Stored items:
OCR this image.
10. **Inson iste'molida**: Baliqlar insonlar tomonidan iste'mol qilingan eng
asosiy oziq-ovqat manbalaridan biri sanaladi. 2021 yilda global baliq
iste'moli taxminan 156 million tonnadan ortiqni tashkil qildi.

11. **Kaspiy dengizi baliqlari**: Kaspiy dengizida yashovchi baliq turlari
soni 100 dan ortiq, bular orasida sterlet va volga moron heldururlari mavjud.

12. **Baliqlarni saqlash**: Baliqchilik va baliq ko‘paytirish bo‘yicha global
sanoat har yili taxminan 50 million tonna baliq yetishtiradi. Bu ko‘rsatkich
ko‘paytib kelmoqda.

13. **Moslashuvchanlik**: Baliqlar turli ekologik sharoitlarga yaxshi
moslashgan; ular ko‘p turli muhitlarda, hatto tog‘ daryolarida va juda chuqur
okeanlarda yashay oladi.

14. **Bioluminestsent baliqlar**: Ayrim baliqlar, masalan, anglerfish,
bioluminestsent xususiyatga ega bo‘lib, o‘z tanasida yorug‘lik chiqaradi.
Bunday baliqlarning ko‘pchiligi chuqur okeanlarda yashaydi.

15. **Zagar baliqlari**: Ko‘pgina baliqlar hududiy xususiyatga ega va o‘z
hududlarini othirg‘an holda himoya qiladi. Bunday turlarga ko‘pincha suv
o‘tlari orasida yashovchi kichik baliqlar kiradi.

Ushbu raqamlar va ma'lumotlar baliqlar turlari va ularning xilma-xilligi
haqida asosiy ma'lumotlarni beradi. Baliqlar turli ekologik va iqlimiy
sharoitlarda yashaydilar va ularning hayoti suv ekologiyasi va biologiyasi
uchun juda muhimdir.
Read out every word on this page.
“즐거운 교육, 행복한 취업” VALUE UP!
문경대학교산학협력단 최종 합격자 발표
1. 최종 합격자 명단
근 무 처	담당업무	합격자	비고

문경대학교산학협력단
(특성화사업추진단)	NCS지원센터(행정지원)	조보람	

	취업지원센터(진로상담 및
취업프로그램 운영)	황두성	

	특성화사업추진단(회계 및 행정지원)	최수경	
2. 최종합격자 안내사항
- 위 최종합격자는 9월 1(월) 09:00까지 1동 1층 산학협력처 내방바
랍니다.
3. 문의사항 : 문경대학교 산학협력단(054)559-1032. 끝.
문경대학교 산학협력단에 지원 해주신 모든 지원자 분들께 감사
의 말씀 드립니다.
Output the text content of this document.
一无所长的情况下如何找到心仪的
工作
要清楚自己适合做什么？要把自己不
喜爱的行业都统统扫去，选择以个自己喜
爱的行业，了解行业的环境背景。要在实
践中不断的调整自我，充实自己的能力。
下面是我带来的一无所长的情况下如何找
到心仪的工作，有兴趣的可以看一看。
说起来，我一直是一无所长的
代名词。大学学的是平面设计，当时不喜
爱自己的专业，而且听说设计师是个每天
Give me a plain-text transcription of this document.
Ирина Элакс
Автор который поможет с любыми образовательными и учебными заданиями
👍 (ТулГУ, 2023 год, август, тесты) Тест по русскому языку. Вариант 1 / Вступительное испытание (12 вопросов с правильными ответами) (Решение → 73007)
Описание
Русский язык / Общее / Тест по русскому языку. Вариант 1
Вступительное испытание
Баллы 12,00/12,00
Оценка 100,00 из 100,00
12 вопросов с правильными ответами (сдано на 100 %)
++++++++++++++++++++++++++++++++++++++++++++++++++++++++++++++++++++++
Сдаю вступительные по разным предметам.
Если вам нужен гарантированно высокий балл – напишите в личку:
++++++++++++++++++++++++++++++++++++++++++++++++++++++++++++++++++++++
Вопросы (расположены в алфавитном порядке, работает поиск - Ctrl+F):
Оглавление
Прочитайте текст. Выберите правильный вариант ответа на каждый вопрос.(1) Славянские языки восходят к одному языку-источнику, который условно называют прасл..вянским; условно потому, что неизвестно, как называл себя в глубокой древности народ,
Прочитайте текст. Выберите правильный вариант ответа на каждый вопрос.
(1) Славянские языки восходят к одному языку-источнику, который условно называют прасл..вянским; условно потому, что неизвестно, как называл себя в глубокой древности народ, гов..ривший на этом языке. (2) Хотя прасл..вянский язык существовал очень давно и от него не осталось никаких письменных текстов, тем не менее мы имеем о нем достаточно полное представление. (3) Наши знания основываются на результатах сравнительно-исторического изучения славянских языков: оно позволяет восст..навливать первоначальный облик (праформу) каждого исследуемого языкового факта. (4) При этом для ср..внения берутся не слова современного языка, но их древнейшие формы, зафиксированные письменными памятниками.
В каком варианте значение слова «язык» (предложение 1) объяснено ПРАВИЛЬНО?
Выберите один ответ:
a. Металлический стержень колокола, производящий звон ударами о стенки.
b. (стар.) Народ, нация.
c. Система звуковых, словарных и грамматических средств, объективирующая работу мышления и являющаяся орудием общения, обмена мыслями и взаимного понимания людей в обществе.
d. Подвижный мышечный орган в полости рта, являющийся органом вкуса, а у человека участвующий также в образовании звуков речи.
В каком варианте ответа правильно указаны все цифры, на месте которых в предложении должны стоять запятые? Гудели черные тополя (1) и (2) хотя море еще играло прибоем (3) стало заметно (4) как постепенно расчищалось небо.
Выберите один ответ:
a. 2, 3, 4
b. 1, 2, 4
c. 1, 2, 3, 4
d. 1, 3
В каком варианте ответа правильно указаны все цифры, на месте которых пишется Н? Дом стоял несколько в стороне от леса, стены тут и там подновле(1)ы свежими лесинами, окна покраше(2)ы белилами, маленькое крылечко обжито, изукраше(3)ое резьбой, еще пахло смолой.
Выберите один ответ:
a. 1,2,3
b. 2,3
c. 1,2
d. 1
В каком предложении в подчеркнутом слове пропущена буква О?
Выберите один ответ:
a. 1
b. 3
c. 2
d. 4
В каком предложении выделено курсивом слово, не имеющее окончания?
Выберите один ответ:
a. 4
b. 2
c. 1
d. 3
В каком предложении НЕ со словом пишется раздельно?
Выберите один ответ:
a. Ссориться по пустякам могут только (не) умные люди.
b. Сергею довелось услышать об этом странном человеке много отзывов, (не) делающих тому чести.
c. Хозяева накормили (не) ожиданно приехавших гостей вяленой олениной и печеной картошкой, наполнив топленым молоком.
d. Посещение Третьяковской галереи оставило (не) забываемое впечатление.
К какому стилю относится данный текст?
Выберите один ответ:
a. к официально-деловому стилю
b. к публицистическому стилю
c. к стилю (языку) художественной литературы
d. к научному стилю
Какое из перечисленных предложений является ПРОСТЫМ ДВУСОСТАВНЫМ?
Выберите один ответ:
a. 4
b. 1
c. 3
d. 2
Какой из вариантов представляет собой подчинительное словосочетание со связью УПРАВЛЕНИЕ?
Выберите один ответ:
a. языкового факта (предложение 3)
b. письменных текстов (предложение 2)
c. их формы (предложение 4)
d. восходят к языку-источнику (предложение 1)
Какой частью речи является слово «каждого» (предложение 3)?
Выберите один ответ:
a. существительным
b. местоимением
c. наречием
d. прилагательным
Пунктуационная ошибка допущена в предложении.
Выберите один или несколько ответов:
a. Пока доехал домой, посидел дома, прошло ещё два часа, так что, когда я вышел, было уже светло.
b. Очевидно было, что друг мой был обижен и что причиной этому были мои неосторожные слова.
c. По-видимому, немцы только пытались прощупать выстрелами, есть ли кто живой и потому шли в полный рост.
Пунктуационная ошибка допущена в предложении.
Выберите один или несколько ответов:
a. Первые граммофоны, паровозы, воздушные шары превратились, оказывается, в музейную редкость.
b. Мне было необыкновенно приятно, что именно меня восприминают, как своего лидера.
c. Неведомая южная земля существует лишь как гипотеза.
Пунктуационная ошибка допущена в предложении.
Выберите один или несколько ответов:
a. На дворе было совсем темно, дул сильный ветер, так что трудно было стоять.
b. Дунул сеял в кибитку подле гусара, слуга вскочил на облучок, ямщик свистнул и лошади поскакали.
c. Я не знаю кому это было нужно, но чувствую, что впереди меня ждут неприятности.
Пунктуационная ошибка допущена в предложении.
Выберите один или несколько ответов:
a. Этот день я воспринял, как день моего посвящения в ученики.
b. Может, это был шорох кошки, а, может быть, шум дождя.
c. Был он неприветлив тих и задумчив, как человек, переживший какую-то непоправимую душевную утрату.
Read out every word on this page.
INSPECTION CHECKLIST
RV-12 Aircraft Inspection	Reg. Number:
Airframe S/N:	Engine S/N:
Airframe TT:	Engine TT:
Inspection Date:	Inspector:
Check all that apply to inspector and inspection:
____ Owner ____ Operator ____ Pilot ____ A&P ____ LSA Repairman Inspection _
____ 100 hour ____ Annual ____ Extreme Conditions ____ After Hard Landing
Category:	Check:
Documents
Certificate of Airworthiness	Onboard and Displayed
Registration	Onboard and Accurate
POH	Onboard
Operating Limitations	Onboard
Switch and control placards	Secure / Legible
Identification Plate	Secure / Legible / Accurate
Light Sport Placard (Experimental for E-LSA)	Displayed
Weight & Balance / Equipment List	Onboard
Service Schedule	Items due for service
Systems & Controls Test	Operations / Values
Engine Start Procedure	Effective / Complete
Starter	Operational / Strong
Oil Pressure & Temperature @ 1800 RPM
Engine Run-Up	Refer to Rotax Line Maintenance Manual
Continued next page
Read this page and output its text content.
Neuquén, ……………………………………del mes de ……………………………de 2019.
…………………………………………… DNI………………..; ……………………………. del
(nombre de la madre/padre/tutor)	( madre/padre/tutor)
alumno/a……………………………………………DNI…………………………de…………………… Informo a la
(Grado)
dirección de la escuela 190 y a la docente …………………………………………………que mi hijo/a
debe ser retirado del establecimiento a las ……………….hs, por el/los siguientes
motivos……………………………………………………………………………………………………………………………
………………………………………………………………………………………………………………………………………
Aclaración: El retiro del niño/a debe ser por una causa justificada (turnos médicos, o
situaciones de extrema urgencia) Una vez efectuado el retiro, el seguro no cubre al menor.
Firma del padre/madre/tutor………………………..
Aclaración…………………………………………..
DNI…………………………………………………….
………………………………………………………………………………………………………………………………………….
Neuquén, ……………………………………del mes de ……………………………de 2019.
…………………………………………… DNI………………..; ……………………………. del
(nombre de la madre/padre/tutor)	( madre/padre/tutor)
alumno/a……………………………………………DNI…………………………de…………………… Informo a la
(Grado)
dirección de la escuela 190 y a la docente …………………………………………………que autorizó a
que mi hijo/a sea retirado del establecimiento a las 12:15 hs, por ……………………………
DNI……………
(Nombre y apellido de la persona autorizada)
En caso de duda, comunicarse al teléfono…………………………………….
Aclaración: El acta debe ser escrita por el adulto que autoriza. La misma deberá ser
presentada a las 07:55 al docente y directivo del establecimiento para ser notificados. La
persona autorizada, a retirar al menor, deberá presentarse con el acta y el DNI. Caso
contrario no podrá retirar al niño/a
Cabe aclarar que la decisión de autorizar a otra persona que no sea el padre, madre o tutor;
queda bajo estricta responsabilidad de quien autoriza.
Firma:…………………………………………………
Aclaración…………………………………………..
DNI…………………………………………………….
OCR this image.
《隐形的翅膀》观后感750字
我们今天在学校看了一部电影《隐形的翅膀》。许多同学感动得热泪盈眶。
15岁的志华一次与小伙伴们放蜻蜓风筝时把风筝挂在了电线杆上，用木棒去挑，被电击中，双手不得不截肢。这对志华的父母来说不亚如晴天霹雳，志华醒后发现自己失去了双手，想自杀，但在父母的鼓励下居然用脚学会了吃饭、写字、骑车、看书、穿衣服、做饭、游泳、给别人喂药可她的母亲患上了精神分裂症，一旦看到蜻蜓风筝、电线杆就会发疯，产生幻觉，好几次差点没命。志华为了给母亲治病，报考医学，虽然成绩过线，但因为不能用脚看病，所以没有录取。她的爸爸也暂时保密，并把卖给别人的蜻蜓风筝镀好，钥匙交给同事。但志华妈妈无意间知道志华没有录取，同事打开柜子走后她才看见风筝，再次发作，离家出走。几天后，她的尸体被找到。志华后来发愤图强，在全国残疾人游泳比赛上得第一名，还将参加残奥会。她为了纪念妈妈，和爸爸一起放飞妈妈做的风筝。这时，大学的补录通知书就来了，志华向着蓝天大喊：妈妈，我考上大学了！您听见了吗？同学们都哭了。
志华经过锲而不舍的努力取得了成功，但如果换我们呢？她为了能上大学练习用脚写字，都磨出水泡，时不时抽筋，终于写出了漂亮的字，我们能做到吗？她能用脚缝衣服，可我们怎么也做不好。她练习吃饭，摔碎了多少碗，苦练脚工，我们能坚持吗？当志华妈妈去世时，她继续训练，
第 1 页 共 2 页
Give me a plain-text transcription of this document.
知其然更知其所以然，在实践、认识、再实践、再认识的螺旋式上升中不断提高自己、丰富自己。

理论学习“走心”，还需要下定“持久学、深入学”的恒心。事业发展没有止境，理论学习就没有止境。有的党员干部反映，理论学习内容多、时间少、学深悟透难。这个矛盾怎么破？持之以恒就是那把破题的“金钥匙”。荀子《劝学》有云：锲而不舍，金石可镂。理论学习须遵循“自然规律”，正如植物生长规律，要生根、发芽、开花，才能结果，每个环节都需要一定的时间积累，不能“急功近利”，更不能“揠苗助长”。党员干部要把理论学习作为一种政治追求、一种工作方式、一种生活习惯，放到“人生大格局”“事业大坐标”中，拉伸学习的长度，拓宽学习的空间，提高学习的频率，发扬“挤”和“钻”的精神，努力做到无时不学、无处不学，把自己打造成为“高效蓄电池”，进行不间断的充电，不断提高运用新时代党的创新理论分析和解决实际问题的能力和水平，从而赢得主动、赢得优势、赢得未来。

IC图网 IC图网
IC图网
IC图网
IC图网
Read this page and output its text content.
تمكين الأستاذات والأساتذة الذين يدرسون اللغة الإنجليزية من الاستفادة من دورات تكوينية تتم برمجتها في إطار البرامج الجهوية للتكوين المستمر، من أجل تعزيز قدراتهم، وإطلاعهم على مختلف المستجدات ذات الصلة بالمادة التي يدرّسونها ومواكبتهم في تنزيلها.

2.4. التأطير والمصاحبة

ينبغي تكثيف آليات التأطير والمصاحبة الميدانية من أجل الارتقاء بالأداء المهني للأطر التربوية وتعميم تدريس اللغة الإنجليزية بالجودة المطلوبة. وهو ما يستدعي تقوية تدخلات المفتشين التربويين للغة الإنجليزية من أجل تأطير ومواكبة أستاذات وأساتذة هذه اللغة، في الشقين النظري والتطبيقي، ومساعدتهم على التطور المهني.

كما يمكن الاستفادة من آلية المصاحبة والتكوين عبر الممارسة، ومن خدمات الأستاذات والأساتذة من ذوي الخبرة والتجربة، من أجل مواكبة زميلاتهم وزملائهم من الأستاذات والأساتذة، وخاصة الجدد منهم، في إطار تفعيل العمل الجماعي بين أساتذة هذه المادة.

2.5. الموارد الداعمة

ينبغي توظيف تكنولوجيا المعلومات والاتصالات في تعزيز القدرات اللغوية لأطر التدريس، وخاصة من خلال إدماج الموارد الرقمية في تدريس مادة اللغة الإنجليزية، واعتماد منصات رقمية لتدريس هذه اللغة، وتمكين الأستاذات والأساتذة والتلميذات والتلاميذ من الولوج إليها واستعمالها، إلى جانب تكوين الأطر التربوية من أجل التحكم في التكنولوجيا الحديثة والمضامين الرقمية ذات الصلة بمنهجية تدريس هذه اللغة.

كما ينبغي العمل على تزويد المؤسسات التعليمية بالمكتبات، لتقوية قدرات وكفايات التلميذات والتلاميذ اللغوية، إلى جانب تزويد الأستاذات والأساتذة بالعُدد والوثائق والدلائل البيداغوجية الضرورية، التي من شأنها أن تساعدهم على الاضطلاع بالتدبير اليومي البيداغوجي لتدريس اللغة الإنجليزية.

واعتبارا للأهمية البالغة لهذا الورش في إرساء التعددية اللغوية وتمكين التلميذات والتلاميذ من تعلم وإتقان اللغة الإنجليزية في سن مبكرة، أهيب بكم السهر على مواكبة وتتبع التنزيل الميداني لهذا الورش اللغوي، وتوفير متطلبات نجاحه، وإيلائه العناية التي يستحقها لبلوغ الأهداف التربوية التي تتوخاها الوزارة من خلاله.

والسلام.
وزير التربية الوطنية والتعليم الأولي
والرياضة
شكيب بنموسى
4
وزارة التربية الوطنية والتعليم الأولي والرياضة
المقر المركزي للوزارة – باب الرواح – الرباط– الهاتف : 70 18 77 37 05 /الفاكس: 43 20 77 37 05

WHAT YOU ARE ASKED TO DO — Copy out every line in the entries above that holds "древности".

RESPONSE —
Прочитайте текст. Выберите правильный вариант ответа на каждый вопрос.(1) Славянские языки восходят к одному языку-источнику, который условно называют прасл..вянским; условно потому, что неизвестно, как называл себя в глубокой древности народ,
(1) Славянские языки восходят к одному языку-источнику, который условно называют прасл..вянским; условно потому, что неизвестно, как называл себя в глубокой древности народ, гов..ривший на этом языке. (2) Хотя прасл..вянский язык существовал очень давно и от него не осталось никаких письменных текстов, тем не менее мы имеем о нем достаточно полное представление. (3) Наши знания основываются на результатах сравнительно-исторического изучения славянских языков: оно позволяет восст..навливать первоначальный облик (праформу) каждого исследуемого языкового факта. (4) При этом для ср..внения берутся не слова современного языка, но их древнейшие формы, зафиксированные письменными памятниками.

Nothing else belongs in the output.